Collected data
▽

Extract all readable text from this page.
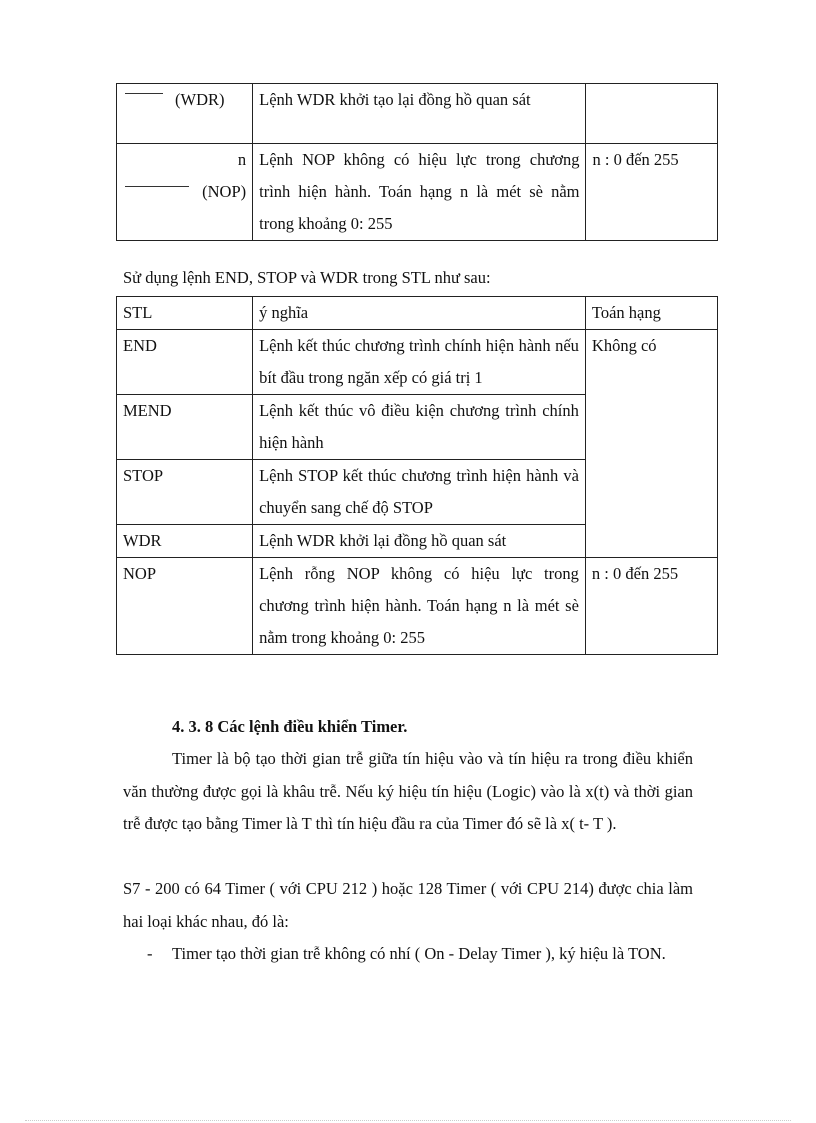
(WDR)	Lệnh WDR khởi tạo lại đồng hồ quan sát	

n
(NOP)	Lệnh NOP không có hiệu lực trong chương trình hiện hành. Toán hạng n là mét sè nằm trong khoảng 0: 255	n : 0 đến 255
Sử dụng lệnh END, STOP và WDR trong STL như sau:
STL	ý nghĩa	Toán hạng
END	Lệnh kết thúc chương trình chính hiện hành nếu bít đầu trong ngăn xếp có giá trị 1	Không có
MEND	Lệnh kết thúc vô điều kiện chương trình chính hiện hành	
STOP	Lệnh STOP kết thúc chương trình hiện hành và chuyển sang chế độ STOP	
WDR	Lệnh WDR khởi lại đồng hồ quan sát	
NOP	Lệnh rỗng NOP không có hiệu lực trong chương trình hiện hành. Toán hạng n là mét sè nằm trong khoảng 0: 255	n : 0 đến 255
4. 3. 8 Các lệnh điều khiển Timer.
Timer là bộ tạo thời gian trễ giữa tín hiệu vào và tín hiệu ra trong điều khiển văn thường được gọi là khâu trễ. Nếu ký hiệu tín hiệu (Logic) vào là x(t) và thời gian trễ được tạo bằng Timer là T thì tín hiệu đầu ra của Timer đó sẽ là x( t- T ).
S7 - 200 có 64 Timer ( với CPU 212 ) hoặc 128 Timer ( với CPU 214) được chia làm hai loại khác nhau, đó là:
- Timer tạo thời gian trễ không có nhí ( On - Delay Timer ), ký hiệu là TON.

△

__Exercise__
Write out every line above exactly as it is, leaving out the pictures.

__Output below__
Extract all readable text from this page.
(WDR)	Lệnh WDR khởi tạo lại đồng hồ quan sát	

n
(NOP)	Lệnh NOP không có hiệu lực trong chương trình hiện hành. Toán hạng n là mét sè nằm trong khoảng 0: 255	n : 0 đến 255
Sử dụng lệnh END, STOP và WDR trong STL như sau:
STL	ý nghĩa	Toán hạng
END	Lệnh kết thúc chương trình chính hiện hành nếu bít đầu trong ngăn xếp có giá trị 1	Không có
MEND	Lệnh kết thúc vô điều kiện chương trình chính hiện hành	
STOP	Lệnh STOP kết thúc chương trình hiện hành và chuyển sang chế độ STOP	
WDR	Lệnh WDR khởi lại đồng hồ quan sát	
NOP	Lệnh rỗng NOP không có hiệu lực trong chương trình hiện hành. Toán hạng n là mét sè nằm trong khoảng 0: 255	n : 0 đến 255
4. 3. 8 Các lệnh điều khiển Timer.
Timer là bộ tạo thời gian trễ giữa tín hiệu vào và tín hiệu ra trong điều khiển văn thường được gọi là khâu trễ. Nếu ký hiệu tín hiệu (Logic) vào là x(t) và thời gian trễ được tạo bằng Timer là T thì tín hiệu đầu ra của Timer đó sẽ là x( t- T ).
S7 - 200 có 64 Timer ( với CPU 212 ) hoặc 128 Timer ( với CPU 214) được chia làm hai loại khác nhau, đó là:
- Timer tạo thời gian trễ không có nhí ( On - Delay Timer ), ký hiệu là TON.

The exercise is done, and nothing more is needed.